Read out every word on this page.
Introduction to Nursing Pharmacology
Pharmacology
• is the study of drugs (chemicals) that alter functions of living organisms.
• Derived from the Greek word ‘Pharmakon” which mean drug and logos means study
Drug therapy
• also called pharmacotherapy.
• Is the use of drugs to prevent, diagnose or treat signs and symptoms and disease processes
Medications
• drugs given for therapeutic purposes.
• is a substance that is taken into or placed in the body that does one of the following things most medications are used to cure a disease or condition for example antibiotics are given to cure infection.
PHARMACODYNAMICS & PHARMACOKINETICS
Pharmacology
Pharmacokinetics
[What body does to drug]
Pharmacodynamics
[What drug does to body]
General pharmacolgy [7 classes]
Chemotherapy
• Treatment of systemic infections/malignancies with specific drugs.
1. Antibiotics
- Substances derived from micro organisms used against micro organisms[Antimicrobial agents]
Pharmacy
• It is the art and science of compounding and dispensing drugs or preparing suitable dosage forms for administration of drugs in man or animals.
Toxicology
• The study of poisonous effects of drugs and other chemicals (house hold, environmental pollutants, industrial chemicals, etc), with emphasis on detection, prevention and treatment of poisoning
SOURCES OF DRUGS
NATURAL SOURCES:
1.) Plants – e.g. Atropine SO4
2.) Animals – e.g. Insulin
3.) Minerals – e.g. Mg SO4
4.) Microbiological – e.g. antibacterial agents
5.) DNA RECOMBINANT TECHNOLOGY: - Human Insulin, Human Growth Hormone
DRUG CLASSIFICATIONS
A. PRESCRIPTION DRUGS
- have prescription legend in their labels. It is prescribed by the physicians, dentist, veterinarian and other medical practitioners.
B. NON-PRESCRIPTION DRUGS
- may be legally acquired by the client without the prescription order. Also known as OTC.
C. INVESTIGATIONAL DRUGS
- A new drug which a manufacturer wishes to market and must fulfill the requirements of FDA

* * * * *

Quote each line above in full, word for word.

RESPONSE TO THE EXERCISE:
Read out every word on this page.
Introduction to Nursing Pharmacology
Pharmacology
• is the study of drugs (chemicals) that alter functions of living organisms.
• Derived from the Greek word ‘Pharmakon” which mean drug and logos means study
Drug therapy
• also called pharmacotherapy.
• Is the use of drugs to prevent, diagnose or treat signs and symptoms and disease processes
Medications
• drugs given for therapeutic purposes.
• is a substance that is taken into or placed in the body that does one of the following things most medications are used to cure a disease or condition for example antibiotics are given to cure infection.
PHARMACODYNAMICS & PHARMACOKINETICS
Pharmacology
Pharmacokinetics
[What body does to drug]
Pharmacodynamics
[What drug does to body]
General pharmacolgy [7 classes]
Chemotherapy
• Treatment of systemic infections/malignancies with specific drugs.
1. Antibiotics
- Substances derived from micro organisms used against micro organisms[Antimicrobial agents]
Pharmacy
• It is the art and science of compounding and dispensing drugs or preparing suitable dosage forms for administration of drugs in man or animals.
Toxicology
• The study of poisonous effects of drugs and other chemicals (house hold, environmental pollutants, industrial chemicals, etc), with emphasis on detection, prevention and treatment of poisoning
SOURCES OF DRUGS
NATURAL SOURCES:
1.) Plants – e.g. Atropine SO4
2.) Animals – e.g. Insulin
3.) Minerals – e.g. Mg SO4
4.) Microbiological – e.g. antibacterial agents
5.) DNA RECOMBINANT TECHNOLOGY: - Human Insulin, Human Growth Hormone
DRUG CLASSIFICATIONS
A. PRESCRIPTION DRUGS
- have prescription legend in their labels. It is prescribed by the physicians, dentist, veterinarian and other medical practitioners.
B. NON-PRESCRIPTION DRUGS
- may be legally acquired by the client without the prescription order. Also known as OTC.
C. INVESTIGATIONAL DRUGS
- A new drug which a manufacturer wishes to market and must fulfill the requirements of FDA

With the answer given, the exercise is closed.